▸ **Provided information**:
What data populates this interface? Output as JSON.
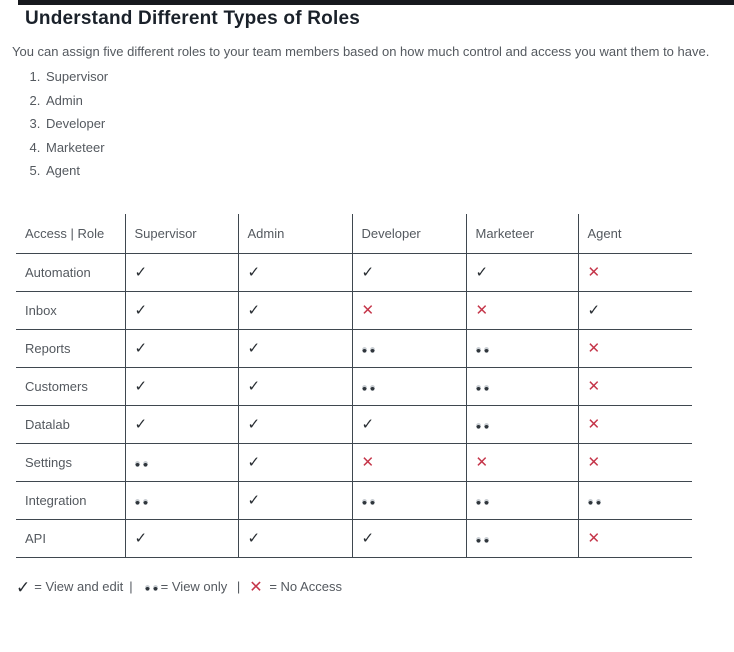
{
  "page": {
    "title": "Understand Different Types of Roles",
    "intro": "You can assign five different roles to your team members based on how much control and access you want them to have."
  },
  "roles_list": [
    "Supervisor",
    "Admin",
    "Developer",
    "Marketeer",
    "Agent"
  ],
  "table": {
    "headers": [
      "Access | Role",
      "Supervisor",
      "Admin",
      "Developer",
      "Marketeer",
      "Agent"
    ],
    "rows": [
      {
        "feature": "Automation",
        "access": [
          "check",
          "check",
          "check",
          "check",
          "cross"
        ]
      },
      {
        "feature": "Inbox",
        "access": [
          "check",
          "check",
          "cross",
          "cross",
          "check"
        ]
      },
      {
        "feature": "Reports",
        "access": [
          "check",
          "check",
          "view",
          "view",
          "cross"
        ]
      },
      {
        "feature": "Customers",
        "access": [
          "check",
          "check",
          "view",
          "view",
          "cross"
        ]
      },
      {
        "feature": "Datalab",
        "access": [
          "check",
          "check",
          "check",
          "view",
          "cross"
        ]
      },
      {
        "feature": "Settings",
        "access": [
          "view",
          "check",
          "cross",
          "cross",
          "cross"
        ]
      },
      {
        "feature": "Integration",
        "access": [
          "view",
          "check",
          "view",
          "view",
          "view"
        ]
      },
      {
        "feature": "API",
        "access": [
          "check",
          "check",
          "check",
          "view",
          "cross"
        ]
      }
    ]
  },
  "legend": {
    "check_label": "= View and edit",
    "view_label": "= View only",
    "cross_label": "= No Access",
    "separator": "|"
  },
  "symbols": {
    "check": "✓",
    "cross": "✕"
  },
  "colors": {
    "bar": "#17191e",
    "heading": "#1a212a",
    "text": "#54595f",
    "border": "#3f474f",
    "check": "#272c31",
    "cross": "#c5364a"
  }
}
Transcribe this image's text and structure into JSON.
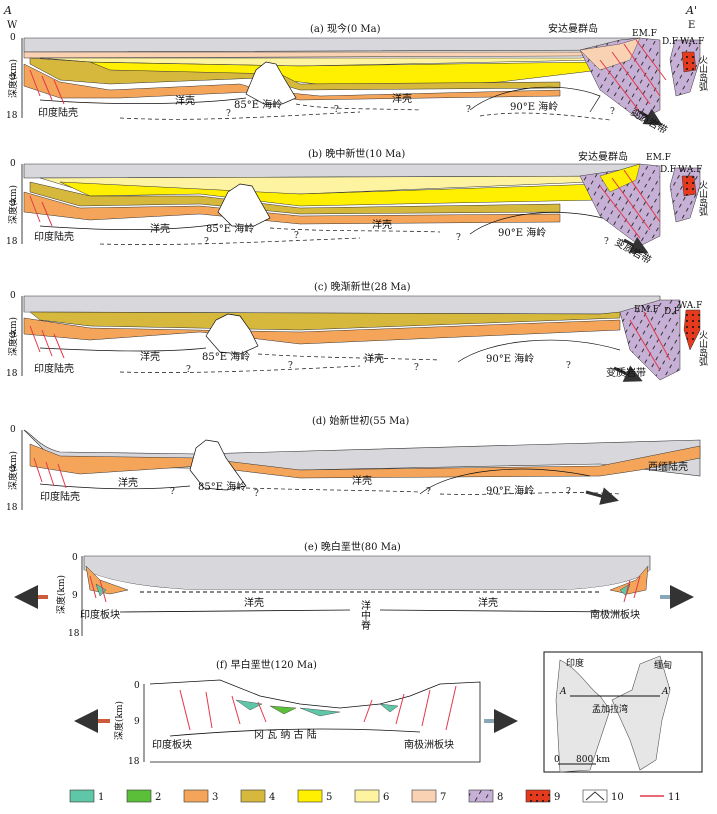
{
  "section_endpoints": {
    "left": "A",
    "right": "A'",
    "west": "W",
    "east": "E"
  },
  "axis": {
    "label": "深度(km)",
    "ticks": [
      "0",
      "9",
      "18"
    ]
  },
  "panels": [
    {
      "id": "a",
      "title": "(a)   现今(0 Ma)",
      "labels": {
        "continent": "印度陆壳",
        "crust_left": "洋壳",
        "ridge85": "85°E 海岭",
        "crust_mid": "洋壳",
        "ridge90": "90°E 海岭",
        "andaman": "安达曼群岛",
        "emf": "EM.F",
        "df": "D.F",
        "waf": "WA.F",
        "volc": "火山岛弧",
        "meta": "变质岩带"
      }
    },
    {
      "id": "b",
      "title": "(b)   晚中新世(10 Ma)",
      "labels": {
        "continent": "印度陆壳",
        "crust_left": "洋壳",
        "ridge85": "85°E 海岭",
        "crust_mid": "洋壳",
        "ridge90": "90°E 海岭",
        "andaman": "安达曼群岛",
        "emf": "EM.F",
        "df": "D.F",
        "waf": "WA.F",
        "volc": "火山岛弧",
        "meta": "变质岩带"
      }
    },
    {
      "id": "c",
      "title": "(c)   晚渐新世(28 Ma)",
      "labels": {
        "continent": "印度陆壳",
        "crust_left": "洋壳",
        "ridge85": "85°E 海岭",
        "crust_mid": "洋壳",
        "ridge90": "90°E 海岭",
        "emf": "EM.F",
        "df": "D.F",
        "waf": "WA.F",
        "volc": "火山岛弧",
        "meta": "变质岩带"
      }
    },
    {
      "id": "d",
      "title": "(d)   始新世初(55 Ma)",
      "labels": {
        "continent": "印度陆壳",
        "crust_left": "洋壳",
        "ridge85": "85°E 海岭",
        "crust_mid": "洋壳",
        "ridge90": "90°E 海岭",
        "west_burma": "西缅陆壳"
      }
    },
    {
      "id": "e",
      "title": "(e)   晚白垩世(80 Ma)",
      "labels": {
        "india_plate": "印度板块",
        "crust_left": "洋壳",
        "mor": "洋中脊",
        "crust_right": "洋壳",
        "antarctic": "南极洲板块"
      }
    },
    {
      "id": "f",
      "title": "(f)   早白垩世(120 Ma)",
      "labels": {
        "india_plate": "印度板块",
        "gondwana": "冈  瓦  纳  古  陆",
        "antarctic": "南极洲板块"
      }
    }
  ],
  "question_mark": "?",
  "inset_map": {
    "india": "印度",
    "burma": "缅甸",
    "bay": "孟加拉湾",
    "a": "A",
    "a_prime": "A'",
    "scale_zero": "0",
    "scale": "800 km"
  },
  "legend": [
    {
      "num": "1",
      "color": "#5fc7a8",
      "pattern": "solid"
    },
    {
      "num": "2",
      "color": "#5bbf3a",
      "pattern": "solid"
    },
    {
      "num": "3",
      "color": "#f5a55a",
      "pattern": "solid"
    },
    {
      "num": "4",
      "color": "#d6b83c",
      "pattern": "solid"
    },
    {
      "num": "5",
      "color": "#ffef00",
      "pattern": "solid"
    },
    {
      "num": "6",
      "color": "#fdf3a0",
      "pattern": "solid"
    },
    {
      "num": "7",
      "color": "#f9d2b4",
      "pattern": "solid"
    },
    {
      "num": "8",
      "color": "#c7b0d6",
      "pattern": "dashes"
    },
    {
      "num": "9",
      "color": "#e53a1d",
      "pattern": "dots"
    },
    {
      "num": "10",
      "color": "#ffffff",
      "pattern": "fault"
    },
    {
      "num": "11",
      "color": "#e4394b",
      "pattern": "line"
    }
  ],
  "colors": {
    "water": "#d8d8dc",
    "orange": "#f5a55a",
    "olive": "#d6b83c",
    "yellow": "#ffef00",
    "paleYellow": "#fdf3a0",
    "peach": "#f9d2b4",
    "fault": "#e4394b",
    "meta": "#c7b0d6",
    "volc": "#e53a1d",
    "teal": "#5fc7a8",
    "green": "#5bbf3a"
  }
}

▸ **What you should do**: Search the listing for the word "text" and return each line that holds it.

▸ **Expected answer**:
    "text": "#54595f",
Transcribe this image's text and structure into JSON.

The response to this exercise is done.